• SET EXERCISE:
Reproduce the complete listing without any deviation.

• DATA SUPPLIED:
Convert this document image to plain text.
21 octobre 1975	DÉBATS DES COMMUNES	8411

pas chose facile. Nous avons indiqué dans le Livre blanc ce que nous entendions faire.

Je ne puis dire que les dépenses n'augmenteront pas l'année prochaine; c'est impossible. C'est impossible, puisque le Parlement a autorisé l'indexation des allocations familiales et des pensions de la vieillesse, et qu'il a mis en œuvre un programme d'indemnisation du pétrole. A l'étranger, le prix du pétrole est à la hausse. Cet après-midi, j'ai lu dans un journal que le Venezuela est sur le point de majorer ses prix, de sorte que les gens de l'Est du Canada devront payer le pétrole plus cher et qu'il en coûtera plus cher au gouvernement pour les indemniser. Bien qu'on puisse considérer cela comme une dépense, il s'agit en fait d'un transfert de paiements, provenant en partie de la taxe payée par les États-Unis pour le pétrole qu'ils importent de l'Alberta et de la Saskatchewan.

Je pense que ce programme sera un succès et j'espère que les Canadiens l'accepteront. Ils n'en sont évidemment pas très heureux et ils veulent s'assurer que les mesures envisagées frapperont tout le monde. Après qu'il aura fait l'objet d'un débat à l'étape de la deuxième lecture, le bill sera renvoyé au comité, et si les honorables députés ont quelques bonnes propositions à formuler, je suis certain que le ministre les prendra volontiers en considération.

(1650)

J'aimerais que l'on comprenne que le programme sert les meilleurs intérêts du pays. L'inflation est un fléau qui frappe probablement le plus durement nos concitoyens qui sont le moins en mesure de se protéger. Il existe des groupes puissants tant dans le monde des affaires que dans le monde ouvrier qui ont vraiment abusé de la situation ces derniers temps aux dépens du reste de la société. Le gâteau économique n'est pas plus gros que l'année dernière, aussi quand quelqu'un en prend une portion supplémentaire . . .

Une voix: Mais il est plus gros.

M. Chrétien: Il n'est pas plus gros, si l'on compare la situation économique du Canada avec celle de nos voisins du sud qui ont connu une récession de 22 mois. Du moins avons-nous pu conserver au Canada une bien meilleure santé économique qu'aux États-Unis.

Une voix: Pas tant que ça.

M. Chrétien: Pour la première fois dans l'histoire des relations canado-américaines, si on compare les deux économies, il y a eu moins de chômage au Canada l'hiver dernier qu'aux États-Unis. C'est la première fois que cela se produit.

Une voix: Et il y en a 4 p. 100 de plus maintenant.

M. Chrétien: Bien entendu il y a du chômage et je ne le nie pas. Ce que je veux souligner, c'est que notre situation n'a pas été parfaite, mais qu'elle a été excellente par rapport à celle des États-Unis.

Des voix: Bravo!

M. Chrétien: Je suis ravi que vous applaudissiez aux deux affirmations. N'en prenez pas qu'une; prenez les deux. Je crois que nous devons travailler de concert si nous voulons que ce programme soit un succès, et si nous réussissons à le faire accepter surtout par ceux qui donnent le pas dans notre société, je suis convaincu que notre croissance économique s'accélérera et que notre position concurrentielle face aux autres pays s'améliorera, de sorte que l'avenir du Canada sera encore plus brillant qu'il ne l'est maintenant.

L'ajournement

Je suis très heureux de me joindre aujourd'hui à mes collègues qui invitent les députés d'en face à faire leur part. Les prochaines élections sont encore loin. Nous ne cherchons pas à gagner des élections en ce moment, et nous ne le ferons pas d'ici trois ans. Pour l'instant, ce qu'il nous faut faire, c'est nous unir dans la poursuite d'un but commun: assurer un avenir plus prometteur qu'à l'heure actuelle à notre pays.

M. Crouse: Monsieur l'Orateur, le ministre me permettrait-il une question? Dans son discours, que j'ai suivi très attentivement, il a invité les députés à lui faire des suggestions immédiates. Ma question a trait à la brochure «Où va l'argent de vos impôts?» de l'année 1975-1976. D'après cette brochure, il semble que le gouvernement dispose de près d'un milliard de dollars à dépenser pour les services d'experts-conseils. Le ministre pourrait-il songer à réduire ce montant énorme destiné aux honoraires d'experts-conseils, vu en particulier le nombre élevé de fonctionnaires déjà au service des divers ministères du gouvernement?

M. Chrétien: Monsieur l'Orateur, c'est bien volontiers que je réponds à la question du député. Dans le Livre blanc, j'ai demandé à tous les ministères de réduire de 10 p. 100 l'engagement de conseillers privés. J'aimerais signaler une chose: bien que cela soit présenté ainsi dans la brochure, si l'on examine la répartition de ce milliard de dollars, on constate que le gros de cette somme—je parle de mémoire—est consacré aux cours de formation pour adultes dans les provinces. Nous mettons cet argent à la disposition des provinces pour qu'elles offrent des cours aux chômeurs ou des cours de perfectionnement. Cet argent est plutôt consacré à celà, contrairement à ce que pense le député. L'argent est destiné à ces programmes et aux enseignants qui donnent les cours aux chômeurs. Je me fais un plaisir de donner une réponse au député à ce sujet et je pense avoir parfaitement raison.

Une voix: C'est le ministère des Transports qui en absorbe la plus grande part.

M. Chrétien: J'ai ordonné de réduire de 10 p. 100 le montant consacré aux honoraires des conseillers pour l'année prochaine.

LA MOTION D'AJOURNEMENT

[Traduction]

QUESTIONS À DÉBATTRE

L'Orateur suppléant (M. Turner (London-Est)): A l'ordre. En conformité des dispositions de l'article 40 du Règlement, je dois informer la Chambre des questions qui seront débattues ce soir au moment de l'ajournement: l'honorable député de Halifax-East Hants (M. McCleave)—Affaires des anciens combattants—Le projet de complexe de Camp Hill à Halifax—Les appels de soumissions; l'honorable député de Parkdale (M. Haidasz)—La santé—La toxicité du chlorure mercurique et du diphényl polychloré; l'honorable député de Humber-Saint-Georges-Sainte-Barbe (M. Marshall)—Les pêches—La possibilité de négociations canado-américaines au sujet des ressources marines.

• RESULT OF THE TASK:
Convert this document image to plain text.
21 octobre 1975	DÉBATS DES COMMUNES	8411

pas chose facile. Nous avons indiqué dans le Livre blanc ce que nous entendions faire.

Je ne puis dire que les dépenses n'augmenteront pas l'année prochaine; c'est impossible. C'est impossible, puisque le Parlement a autorisé l'indexation des allocations familiales et des pensions de la vieillesse, et qu'il a mis en œuvre un programme d'indemnisation du pétrole. A l'étranger, le prix du pétrole est à la hausse. Cet après-midi, j'ai lu dans un journal que le Venezuela est sur le point de majorer ses prix, de sorte que les gens de l'Est du Canada devront payer le pétrole plus cher et qu'il en coûtera plus cher au gouvernement pour les indemniser. Bien qu'on puisse considérer cela comme une dépense, il s'agit en fait d'un transfert de paiements, provenant en partie de la taxe payée par les États-Unis pour le pétrole qu'ils importent de l'Alberta et de la Saskatchewan.

Je pense que ce programme sera un succès et j'espère que les Canadiens l'accepteront. Ils n'en sont évidemment pas très heureux et ils veulent s'assurer que les mesures envisagées frapperont tout le monde. Après qu'il aura fait l'objet d'un débat à l'étape de la deuxième lecture, le bill sera renvoyé au comité, et si les honorables députés ont quelques bonnes propositions à formuler, je suis certain que le ministre les prendra volontiers en considération.

(1650)

J'aimerais que l'on comprenne que le programme sert les meilleurs intérêts du pays. L'inflation est un fléau qui frappe probablement le plus durement nos concitoyens qui sont le moins en mesure de se protéger. Il existe des groupes puissants tant dans le monde des affaires que dans le monde ouvrier qui ont vraiment abusé de la situation ces derniers temps aux dépens du reste de la société. Le gâteau économique n'est pas plus gros que l'année dernière, aussi quand quelqu'un en prend une portion supplémentaire . . .

Une voix: Mais il est plus gros.

M. Chrétien: Il n'est pas plus gros, si l'on compare la situation économique du Canada avec celle de nos voisins du sud qui ont connu une récession de 22 mois. Du moins avons-nous pu conserver au Canada une bien meilleure santé économique qu'aux États-Unis.

Une voix: Pas tant que ça.

M. Chrétien: Pour la première fois dans l'histoire des relations canado-américaines, si on compare les deux économies, il y a eu moins de chômage au Canada l'hiver dernier qu'aux États-Unis. C'est la première fois que cela se produit.

Une voix: Et il y en a 4 p. 100 de plus maintenant.

M. Chrétien: Bien entendu il y a du chômage et je ne le nie pas. Ce que je veux souligner, c'est que notre situation n'a pas été parfaite, mais qu'elle a été excellente par rapport à celle des États-Unis.

Des voix: Bravo!

M. Chrétien: Je suis ravi que vous applaudissiez aux deux affirmations. N'en prenez pas qu'une; prenez les deux. Je crois que nous devons travailler de concert si nous voulons que ce programme soit un succès, et si nous réussissons à le faire accepter surtout par ceux qui donnent le pas dans notre société, je suis convaincu que notre croissance économique s'accélérera et que notre position concurrentielle face aux autres pays s'améliorera, de sorte que l'avenir du Canada sera encore plus brillant qu'il ne l'est maintenant.

L'ajournement

Je suis très heureux de me joindre aujourd'hui à mes collègues qui invitent les députés d'en face à faire leur part. Les prochaines élections sont encore loin. Nous ne cherchons pas à gagner des élections en ce moment, et nous ne le ferons pas d'ici trois ans. Pour l'instant, ce qu'il nous faut faire, c'est nous unir dans la poursuite d'un but commun: assurer un avenir plus prometteur qu'à l'heure actuelle à notre pays.

M. Crouse: Monsieur l'Orateur, le ministre me permettrait-il une question? Dans son discours, que j'ai suivi très attentivement, il a invité les députés à lui faire des suggestions immédiates. Ma question a trait à la brochure «Où va l'argent de vos impôts?» de l'année 1975-1976. D'après cette brochure, il semble que le gouvernement dispose de près d'un milliard de dollars à dépenser pour les services d'experts-conseils. Le ministre pourrait-il songer à réduire ce montant énorme destiné aux honoraires d'experts-conseils, vu en particulier le nombre élevé de fonctionnaires déjà au service des divers ministères du gouvernement?

M. Chrétien: Monsieur l'Orateur, c'est bien volontiers que je réponds à la question du député. Dans le Livre blanc, j'ai demandé à tous les ministères de réduire de 10 p. 100 l'engagement de conseillers privés. J'aimerais signaler une chose: bien que cela soit présenté ainsi dans la brochure, si l'on examine la répartition de ce milliard de dollars, on constate que le gros de cette somme—je parle de mémoire—est consacré aux cours de formation pour adultes dans les provinces. Nous mettons cet argent à la disposition des provinces pour qu'elles offrent des cours aux chômeurs ou des cours de perfectionnement. Cet argent est plutôt consacré à celà, contrairement à ce que pense le député. L'argent est destiné à ces programmes et aux enseignants qui donnent les cours aux chômeurs. Je me fais un plaisir de donner une réponse au député à ce sujet et je pense avoir parfaitement raison.

Une voix: C'est le ministère des Transports qui en absorbe la plus grande part.

M. Chrétien: J'ai ordonné de réduire de 10 p. 100 le montant consacré aux honoraires des conseillers pour l'année prochaine.

LA MOTION D'AJOURNEMENT

[Traduction]

QUESTIONS À DÉBATTRE

L'Orateur suppléant (M. Turner (London-Est)): A l'ordre. En conformité des dispositions de l'article 40 du Règlement, je dois informer la Chambre des questions qui seront débattues ce soir au moment de l'ajournement: l'honorable député de Halifax-East Hants (M. McCleave)—Affaires des anciens combattants—Le projet de complexe de Camp Hill à Halifax—Les appels de soumissions; l'honorable député de Parkdale (M. Haidasz)—La santé—La toxicité du chlorure mercurique et du diphényl polychloré; l'honorable député de Humber-Saint-Georges-Sainte-Barbe (M. Marshall)—Les pêches—La possibilité de négociations canado-américaines au sujet des ressources marines.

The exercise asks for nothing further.